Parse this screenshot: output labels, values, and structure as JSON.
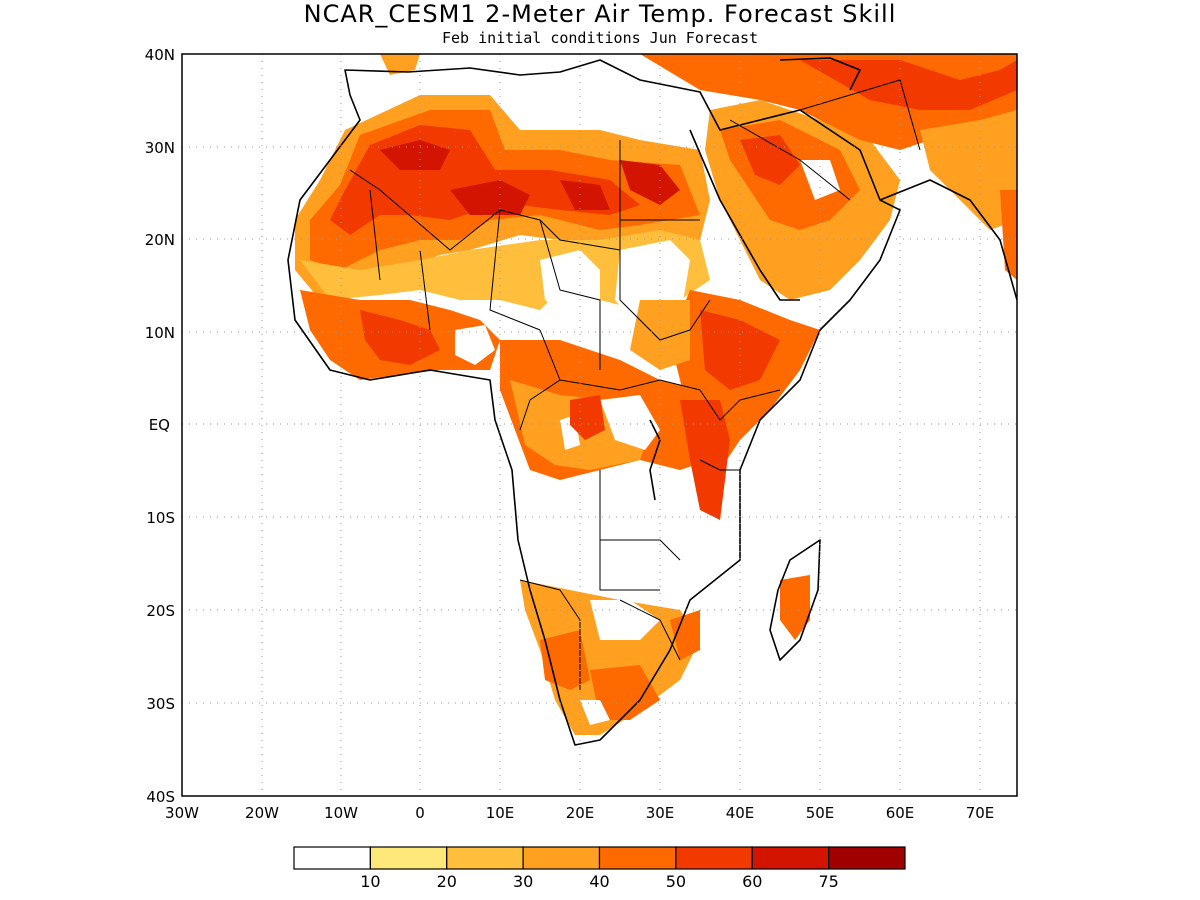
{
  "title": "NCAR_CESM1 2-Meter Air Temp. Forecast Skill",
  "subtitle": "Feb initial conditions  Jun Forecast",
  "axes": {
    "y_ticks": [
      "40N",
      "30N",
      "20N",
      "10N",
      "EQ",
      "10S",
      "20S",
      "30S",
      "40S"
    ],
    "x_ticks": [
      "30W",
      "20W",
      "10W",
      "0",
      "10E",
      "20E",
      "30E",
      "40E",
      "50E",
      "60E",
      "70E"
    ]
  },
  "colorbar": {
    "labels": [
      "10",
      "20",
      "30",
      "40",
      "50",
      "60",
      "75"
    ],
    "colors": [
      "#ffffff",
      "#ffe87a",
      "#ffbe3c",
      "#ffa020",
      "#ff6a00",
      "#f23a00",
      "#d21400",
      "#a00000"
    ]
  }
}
---+---
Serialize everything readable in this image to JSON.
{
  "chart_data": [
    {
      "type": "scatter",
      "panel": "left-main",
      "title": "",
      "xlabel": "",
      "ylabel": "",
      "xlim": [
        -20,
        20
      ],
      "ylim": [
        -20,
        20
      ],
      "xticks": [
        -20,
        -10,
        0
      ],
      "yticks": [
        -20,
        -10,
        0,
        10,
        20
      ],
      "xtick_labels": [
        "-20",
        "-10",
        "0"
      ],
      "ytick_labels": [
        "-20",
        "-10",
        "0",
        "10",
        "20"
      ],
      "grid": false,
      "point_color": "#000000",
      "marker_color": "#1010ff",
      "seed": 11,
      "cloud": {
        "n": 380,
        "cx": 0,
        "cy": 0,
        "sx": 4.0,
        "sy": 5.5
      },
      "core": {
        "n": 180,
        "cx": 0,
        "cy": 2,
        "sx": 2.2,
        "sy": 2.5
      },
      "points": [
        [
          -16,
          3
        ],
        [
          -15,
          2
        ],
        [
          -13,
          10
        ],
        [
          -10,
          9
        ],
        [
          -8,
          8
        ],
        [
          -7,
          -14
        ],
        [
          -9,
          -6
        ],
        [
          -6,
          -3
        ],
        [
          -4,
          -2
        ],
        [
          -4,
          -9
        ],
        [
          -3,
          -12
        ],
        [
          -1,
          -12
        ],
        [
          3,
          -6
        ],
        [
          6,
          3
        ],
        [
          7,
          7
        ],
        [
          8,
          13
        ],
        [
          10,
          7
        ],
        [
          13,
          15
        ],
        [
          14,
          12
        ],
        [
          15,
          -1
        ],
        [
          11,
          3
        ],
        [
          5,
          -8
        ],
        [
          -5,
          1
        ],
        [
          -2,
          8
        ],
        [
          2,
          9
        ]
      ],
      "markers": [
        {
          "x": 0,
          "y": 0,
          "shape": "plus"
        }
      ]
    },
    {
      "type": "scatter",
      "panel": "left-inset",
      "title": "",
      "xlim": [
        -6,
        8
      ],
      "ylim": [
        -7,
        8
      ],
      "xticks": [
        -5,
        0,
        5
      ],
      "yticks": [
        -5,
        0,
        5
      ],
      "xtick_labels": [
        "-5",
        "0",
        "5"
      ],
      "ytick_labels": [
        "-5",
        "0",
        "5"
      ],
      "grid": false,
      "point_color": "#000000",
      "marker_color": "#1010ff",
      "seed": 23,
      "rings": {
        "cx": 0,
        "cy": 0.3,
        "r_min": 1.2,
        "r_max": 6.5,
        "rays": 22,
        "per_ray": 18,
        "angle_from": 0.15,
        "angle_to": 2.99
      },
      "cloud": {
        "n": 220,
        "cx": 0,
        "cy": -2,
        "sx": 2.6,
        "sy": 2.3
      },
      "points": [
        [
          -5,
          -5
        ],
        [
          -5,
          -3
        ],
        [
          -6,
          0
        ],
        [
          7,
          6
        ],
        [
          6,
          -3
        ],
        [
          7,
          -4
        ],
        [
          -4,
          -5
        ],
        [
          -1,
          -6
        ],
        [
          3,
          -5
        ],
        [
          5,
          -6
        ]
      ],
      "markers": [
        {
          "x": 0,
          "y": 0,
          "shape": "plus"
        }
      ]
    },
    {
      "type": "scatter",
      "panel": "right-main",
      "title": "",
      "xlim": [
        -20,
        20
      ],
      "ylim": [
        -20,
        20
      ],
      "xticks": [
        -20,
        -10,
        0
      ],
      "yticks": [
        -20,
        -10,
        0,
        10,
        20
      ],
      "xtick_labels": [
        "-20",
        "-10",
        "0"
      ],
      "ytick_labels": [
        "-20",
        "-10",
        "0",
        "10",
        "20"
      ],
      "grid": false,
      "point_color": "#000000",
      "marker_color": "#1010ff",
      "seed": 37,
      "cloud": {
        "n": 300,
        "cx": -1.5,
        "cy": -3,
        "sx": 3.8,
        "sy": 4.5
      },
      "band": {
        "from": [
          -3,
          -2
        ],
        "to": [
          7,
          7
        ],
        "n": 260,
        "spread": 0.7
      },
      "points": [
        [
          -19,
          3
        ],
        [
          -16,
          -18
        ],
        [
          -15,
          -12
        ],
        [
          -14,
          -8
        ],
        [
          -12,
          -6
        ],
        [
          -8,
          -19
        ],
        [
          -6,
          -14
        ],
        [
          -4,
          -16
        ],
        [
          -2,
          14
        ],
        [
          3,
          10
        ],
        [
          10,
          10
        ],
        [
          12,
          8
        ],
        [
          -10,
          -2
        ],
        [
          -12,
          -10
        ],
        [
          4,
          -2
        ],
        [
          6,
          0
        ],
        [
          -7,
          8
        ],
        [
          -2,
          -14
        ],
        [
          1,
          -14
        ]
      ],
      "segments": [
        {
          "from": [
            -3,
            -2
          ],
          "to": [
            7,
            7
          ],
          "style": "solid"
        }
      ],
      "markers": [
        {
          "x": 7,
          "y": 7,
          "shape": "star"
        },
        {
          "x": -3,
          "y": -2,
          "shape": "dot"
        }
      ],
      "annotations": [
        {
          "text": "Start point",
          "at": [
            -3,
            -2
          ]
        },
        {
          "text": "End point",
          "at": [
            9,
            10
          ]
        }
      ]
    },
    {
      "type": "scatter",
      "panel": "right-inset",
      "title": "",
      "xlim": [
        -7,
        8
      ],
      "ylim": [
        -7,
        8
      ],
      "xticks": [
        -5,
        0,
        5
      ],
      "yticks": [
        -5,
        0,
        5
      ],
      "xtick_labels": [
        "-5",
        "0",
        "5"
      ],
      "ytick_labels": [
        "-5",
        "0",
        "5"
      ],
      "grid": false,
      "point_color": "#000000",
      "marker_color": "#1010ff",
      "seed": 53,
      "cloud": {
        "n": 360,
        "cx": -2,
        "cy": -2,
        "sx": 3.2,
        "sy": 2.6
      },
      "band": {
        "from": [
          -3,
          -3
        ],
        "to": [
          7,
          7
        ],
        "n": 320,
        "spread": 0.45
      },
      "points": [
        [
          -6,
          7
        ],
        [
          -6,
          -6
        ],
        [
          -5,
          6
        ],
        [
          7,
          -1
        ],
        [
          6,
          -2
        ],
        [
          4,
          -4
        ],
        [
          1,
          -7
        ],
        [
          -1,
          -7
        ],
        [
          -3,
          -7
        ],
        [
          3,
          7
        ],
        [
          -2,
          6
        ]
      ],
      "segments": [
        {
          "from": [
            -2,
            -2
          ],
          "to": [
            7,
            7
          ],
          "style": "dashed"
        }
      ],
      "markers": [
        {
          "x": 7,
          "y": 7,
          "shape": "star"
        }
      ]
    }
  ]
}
---+---
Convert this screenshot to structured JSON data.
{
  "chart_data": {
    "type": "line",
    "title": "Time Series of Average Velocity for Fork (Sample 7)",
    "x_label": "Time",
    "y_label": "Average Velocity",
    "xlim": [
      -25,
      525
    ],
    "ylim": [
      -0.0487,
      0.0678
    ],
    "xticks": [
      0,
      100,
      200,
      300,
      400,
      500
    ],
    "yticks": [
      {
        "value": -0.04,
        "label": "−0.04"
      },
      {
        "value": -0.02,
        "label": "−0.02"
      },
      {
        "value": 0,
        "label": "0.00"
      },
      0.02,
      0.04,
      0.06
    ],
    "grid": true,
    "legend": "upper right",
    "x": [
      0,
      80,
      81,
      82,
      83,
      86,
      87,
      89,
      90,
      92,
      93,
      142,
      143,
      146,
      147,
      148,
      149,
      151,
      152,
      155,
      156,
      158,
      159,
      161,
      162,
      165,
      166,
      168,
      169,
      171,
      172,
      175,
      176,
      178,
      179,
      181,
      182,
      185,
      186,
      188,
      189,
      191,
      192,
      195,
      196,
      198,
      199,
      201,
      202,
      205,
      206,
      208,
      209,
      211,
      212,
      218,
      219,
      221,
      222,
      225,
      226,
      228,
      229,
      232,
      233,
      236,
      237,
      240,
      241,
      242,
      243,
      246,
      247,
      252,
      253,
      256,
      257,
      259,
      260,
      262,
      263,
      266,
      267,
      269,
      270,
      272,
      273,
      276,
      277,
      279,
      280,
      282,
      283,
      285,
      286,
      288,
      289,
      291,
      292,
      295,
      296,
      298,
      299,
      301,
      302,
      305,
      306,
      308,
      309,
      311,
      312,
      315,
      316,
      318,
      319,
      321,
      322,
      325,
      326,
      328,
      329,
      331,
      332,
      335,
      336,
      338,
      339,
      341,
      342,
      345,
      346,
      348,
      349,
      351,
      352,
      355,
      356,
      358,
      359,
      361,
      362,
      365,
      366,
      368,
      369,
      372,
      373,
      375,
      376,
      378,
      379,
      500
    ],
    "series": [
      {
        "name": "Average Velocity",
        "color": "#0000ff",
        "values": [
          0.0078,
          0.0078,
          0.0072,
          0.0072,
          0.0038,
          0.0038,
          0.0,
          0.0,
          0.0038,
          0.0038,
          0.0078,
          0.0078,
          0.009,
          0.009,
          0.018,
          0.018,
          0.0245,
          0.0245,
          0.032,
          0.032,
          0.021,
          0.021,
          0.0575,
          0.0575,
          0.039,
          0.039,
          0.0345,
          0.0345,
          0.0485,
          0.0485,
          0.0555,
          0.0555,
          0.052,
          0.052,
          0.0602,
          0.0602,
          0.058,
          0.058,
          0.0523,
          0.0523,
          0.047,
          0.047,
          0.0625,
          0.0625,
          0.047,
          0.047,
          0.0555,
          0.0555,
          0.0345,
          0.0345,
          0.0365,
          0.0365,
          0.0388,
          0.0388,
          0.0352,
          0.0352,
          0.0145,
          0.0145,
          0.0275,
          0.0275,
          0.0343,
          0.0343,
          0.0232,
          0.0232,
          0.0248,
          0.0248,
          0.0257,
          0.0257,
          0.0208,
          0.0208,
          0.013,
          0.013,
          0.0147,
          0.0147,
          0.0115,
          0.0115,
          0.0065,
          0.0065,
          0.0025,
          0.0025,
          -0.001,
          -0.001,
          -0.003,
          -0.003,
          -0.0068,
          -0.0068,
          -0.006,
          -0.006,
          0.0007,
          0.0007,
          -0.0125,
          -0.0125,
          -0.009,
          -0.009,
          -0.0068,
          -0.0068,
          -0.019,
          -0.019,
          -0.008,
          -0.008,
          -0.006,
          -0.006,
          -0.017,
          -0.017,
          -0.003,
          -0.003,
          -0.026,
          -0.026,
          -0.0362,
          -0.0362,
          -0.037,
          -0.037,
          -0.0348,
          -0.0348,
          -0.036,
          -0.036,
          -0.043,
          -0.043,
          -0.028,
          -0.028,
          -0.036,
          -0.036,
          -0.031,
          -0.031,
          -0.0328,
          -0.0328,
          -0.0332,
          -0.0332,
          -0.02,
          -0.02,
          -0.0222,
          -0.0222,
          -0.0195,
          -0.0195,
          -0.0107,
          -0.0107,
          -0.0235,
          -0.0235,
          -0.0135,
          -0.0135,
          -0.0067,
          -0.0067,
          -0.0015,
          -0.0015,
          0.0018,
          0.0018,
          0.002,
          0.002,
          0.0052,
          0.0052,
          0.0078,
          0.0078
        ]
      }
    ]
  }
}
---+---
Exercise brief: Give the number of lines in the data that contain "JSON", with no other words.

Solution to this problem: 3